Work out how many lines have "Cappadox" in them. Give only that number.

•••••

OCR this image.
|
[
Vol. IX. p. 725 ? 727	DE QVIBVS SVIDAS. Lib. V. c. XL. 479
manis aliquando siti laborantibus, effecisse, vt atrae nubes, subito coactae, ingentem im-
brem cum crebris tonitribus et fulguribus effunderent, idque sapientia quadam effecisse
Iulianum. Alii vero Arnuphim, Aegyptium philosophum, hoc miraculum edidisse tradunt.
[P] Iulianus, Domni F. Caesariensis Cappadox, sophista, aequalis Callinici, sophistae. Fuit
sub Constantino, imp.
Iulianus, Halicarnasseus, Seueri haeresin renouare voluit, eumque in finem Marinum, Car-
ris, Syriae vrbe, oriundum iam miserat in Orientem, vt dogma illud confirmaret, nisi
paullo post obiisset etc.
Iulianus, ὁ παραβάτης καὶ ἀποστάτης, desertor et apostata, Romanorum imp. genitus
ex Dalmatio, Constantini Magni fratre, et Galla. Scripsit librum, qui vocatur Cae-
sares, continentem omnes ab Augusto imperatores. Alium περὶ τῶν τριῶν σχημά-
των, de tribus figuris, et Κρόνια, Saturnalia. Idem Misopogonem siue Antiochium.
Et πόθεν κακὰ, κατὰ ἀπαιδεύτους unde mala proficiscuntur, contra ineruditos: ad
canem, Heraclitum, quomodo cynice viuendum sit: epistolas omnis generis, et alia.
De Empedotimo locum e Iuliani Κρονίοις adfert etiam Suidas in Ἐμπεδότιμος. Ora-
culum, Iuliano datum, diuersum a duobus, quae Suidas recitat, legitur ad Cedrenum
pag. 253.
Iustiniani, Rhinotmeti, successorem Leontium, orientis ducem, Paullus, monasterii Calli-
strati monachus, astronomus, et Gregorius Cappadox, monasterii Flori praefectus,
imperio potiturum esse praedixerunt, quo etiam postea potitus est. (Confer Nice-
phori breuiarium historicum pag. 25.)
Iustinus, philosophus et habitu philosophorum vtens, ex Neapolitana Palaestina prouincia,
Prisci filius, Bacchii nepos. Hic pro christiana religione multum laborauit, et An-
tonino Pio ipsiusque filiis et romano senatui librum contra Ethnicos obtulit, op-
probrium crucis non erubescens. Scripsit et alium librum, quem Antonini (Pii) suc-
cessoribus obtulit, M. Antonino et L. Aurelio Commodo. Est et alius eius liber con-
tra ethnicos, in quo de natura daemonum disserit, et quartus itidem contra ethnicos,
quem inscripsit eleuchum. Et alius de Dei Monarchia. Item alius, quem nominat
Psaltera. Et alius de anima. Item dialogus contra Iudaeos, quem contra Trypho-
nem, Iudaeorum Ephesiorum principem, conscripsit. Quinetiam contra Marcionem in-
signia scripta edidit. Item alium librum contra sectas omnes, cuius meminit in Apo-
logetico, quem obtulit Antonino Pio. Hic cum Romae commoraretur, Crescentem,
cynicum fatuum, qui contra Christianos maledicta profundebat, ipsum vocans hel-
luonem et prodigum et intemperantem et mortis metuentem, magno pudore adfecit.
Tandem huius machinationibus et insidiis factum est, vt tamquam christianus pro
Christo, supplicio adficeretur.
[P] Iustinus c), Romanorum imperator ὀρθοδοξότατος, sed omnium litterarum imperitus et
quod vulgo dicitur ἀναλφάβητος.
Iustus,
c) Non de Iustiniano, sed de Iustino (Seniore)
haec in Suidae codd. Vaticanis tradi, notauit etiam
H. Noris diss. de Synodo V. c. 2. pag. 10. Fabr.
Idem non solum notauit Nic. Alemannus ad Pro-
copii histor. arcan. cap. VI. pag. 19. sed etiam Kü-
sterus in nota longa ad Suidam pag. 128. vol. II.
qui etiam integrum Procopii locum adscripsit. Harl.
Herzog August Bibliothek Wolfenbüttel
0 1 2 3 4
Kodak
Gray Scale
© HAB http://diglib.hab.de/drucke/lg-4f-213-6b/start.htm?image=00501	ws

•••••

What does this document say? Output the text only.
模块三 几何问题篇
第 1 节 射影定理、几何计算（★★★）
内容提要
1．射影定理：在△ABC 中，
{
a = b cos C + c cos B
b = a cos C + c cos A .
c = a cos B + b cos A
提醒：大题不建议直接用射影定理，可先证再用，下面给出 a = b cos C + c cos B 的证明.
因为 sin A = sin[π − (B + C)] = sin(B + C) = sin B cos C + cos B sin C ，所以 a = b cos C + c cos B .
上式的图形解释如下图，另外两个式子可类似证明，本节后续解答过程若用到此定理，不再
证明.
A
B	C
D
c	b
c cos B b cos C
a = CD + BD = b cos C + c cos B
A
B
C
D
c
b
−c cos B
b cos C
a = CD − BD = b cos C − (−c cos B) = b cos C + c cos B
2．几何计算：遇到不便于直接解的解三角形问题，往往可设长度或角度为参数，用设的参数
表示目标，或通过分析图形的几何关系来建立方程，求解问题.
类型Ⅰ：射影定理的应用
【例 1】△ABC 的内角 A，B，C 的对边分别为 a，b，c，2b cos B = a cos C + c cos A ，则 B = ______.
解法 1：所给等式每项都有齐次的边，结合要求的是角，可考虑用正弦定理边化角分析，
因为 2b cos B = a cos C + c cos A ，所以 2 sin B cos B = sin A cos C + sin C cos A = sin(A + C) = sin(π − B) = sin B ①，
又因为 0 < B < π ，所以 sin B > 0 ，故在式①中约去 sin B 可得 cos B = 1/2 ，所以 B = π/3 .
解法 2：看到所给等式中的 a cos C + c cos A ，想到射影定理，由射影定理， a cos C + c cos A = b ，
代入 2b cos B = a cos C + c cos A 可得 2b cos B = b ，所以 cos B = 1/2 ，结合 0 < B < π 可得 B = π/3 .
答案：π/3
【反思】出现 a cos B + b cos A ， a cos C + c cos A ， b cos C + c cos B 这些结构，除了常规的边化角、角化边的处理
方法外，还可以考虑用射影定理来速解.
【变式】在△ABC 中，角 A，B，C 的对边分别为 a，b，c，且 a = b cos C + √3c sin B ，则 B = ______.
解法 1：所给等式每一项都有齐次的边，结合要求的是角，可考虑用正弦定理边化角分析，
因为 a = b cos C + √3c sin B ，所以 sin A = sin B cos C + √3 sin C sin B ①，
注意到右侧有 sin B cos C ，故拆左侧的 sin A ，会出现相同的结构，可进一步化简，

•••••

== Problem solution ==
2